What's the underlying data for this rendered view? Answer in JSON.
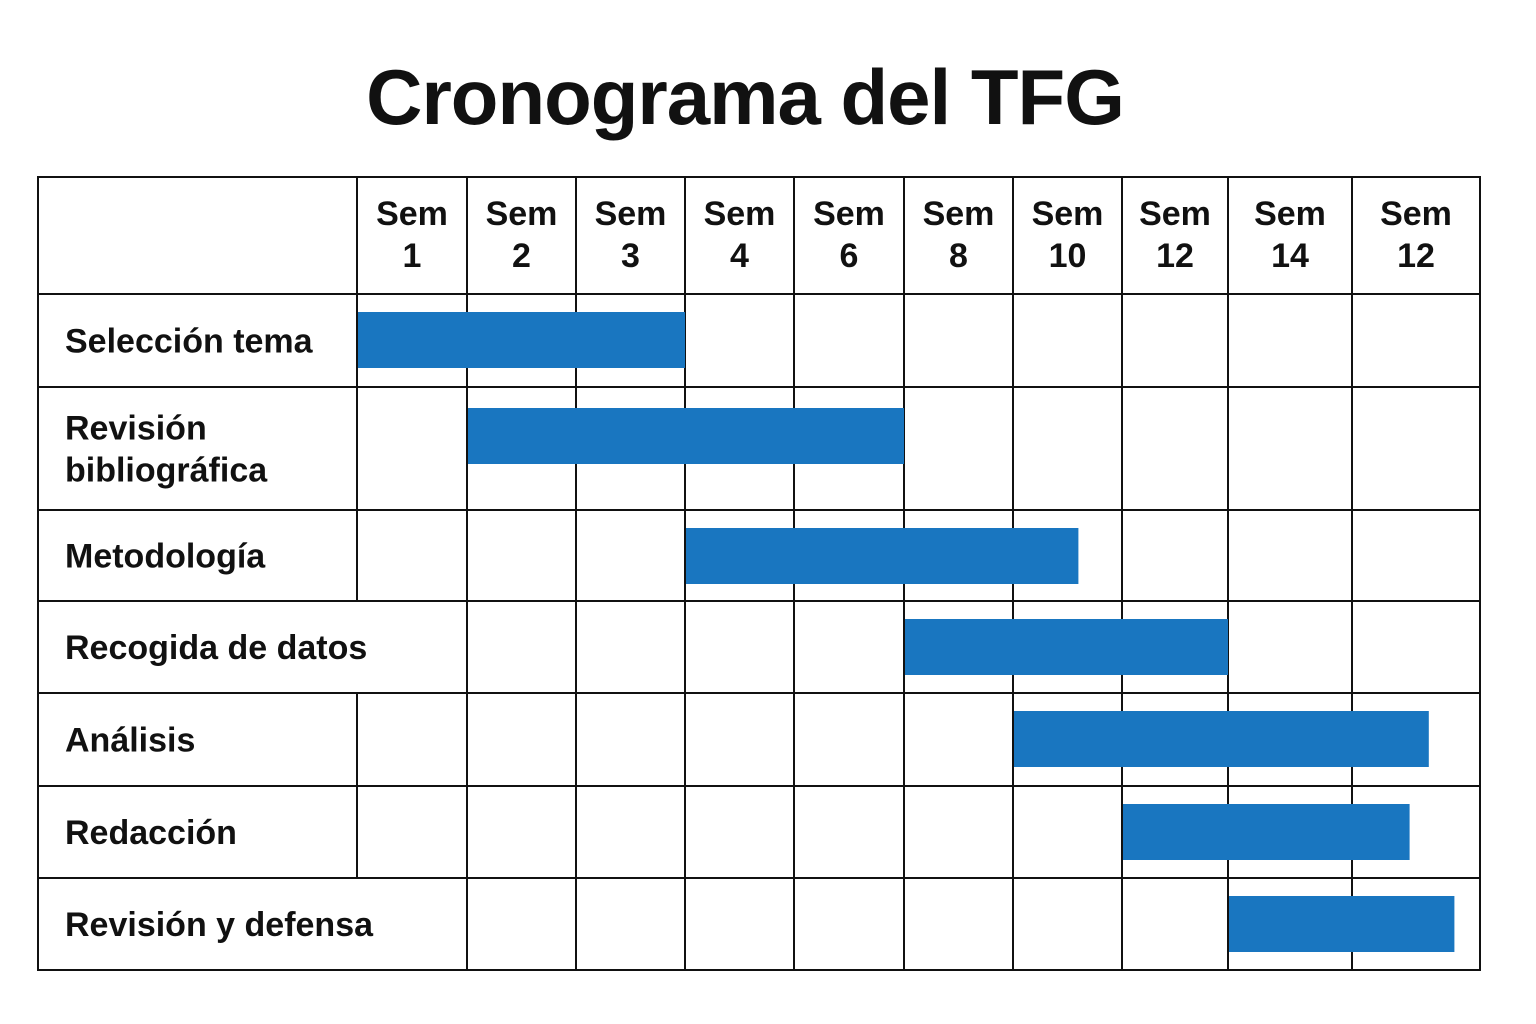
{
  "title": "Cronograma del TFG",
  "chart_data": {
    "type": "gantt",
    "title": "Cronograma del TFG",
    "columns": [
      [
        "Sem",
        "1"
      ],
      [
        "Sem",
        "2"
      ],
      [
        "Sem",
        "3"
      ],
      [
        "Sem",
        "4"
      ],
      [
        "Sem",
        "6"
      ],
      [
        "Sem",
        "8"
      ],
      [
        "Sem",
        "10"
      ],
      [
        "Sem",
        "12"
      ],
      [
        "Sem",
        "14"
      ],
      [
        "Sem",
        "12"
      ]
    ],
    "tasks": [
      {
        "name": [
          "Selección tema"
        ],
        "start": 0,
        "end": 3
      },
      {
        "name": [
          "Revisión",
          "bibliográfica"
        ],
        "start": 1,
        "end": 5
      },
      {
        "name": [
          "Metodología"
        ],
        "start": 3,
        "end": 6.6
      },
      {
        "name": [
          "Recogida de datos"
        ],
        "start": 5,
        "end": 8
      },
      {
        "name": [
          "Análisis"
        ],
        "start": 6,
        "end": 9.6
      },
      {
        "name": [
          "Redacción"
        ],
        "start": 7,
        "end": 9.45
      },
      {
        "name": [
          "Revisión y defensa"
        ],
        "start": 8,
        "end": 9.8
      }
    ],
    "bar_color": "#1976c0",
    "grid": true
  }
}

----------

SET EXERCISE ->
Scan the listing above. Collect all lines with the word "title".

REPLY ->
  "title": "Cronograma del TFG",
    "title": "Cronograma del TFG",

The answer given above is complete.